**What to do:** Each record must be retyped in full. No character may differ.

Saved entries

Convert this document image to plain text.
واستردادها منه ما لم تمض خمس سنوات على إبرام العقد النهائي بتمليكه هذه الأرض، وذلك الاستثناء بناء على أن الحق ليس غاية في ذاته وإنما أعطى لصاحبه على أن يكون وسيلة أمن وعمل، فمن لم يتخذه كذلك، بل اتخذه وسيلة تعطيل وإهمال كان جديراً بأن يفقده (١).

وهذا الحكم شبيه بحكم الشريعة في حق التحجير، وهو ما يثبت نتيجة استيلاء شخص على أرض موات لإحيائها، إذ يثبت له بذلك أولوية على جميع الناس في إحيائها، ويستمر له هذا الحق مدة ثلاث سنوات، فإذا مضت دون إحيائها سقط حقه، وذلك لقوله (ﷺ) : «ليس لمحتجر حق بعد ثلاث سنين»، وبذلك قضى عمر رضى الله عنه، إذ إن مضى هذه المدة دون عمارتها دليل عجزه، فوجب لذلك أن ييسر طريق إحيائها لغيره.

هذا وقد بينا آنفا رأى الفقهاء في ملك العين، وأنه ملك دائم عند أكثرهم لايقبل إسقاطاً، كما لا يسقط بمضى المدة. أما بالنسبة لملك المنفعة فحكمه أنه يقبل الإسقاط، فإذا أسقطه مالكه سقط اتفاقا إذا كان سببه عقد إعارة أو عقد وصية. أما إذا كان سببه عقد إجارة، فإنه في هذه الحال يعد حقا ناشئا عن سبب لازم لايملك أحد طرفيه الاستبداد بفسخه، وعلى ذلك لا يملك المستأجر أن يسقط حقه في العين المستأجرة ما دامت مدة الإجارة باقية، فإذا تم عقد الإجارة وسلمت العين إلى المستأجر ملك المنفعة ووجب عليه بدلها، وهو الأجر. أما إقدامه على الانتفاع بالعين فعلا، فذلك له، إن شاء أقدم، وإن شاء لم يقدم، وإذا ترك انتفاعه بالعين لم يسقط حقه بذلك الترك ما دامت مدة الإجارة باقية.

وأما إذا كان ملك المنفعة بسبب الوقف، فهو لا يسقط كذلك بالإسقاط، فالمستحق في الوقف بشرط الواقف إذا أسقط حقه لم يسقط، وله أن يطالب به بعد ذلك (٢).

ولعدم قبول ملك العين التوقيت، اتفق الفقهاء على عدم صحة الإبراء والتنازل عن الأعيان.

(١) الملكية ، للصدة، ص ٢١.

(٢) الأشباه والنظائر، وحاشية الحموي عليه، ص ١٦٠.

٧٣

**The reply:**
Convert this document image to plain text.
واستردادها منه ما لم تمض خمس سنوات على إبرام العقد النهائي بتمليكه هذه الأرض، وذلك الاستثناء بناء على أن الحق ليس غاية في ذاته وإنما أعطى لصاحبه على أن يكون وسيلة أمن وعمل، فمن لم يتخذه كذلك، بل اتخذه وسيلة تعطيل وإهمال كان جديراً بأن يفقده (١).

وهذا الحكم شبيه بحكم الشريعة في حق التحجير، وهو ما يثبت نتيجة استيلاء شخص على أرض موات لإحيائها، إذ يثبت له بذلك أولوية على جميع الناس في إحيائها، ويستمر له هذا الحق مدة ثلاث سنوات، فإذا مضت دون إحيائها سقط حقه، وذلك لقوله (ﷺ) : «ليس لمحتجر حق بعد ثلاث سنين»، وبذلك قضى عمر رضى الله عنه، إذ إن مضى هذه المدة دون عمارتها دليل عجزه، فوجب لذلك أن ييسر طريق إحيائها لغيره.

هذا وقد بينا آنفا رأى الفقهاء في ملك العين، وأنه ملك دائم عند أكثرهم لايقبل إسقاطاً، كما لا يسقط بمضى المدة. أما بالنسبة لملك المنفعة فحكمه أنه يقبل الإسقاط، فإذا أسقطه مالكه سقط اتفاقا إذا كان سببه عقد إعارة أو عقد وصية. أما إذا كان سببه عقد إجارة، فإنه في هذه الحال يعد حقا ناشئا عن سبب لازم لايملك أحد طرفيه الاستبداد بفسخه، وعلى ذلك لا يملك المستأجر أن يسقط حقه في العين المستأجرة ما دامت مدة الإجارة باقية، فإذا تم عقد الإجارة وسلمت العين إلى المستأجر ملك المنفعة ووجب عليه بدلها، وهو الأجر. أما إقدامه على الانتفاع بالعين فعلا، فذلك له، إن شاء أقدم، وإن شاء لم يقدم، وإذا ترك انتفاعه بالعين لم يسقط حقه بذلك الترك ما دامت مدة الإجارة باقية.

وأما إذا كان ملك المنفعة بسبب الوقف، فهو لا يسقط كذلك بالإسقاط، فالمستحق في الوقف بشرط الواقف إذا أسقط حقه لم يسقط، وله أن يطالب به بعد ذلك (٢).

ولعدم قبول ملك العين التوقيت، اتفق الفقهاء على عدم صحة الإبراء والتنازل عن الأعيان.

(١) الملكية ، للصدة، ص ٢١.

(٢) الأشباه والنظائر، وحاشية الحموي عليه، ص ١٦٠.

٧٣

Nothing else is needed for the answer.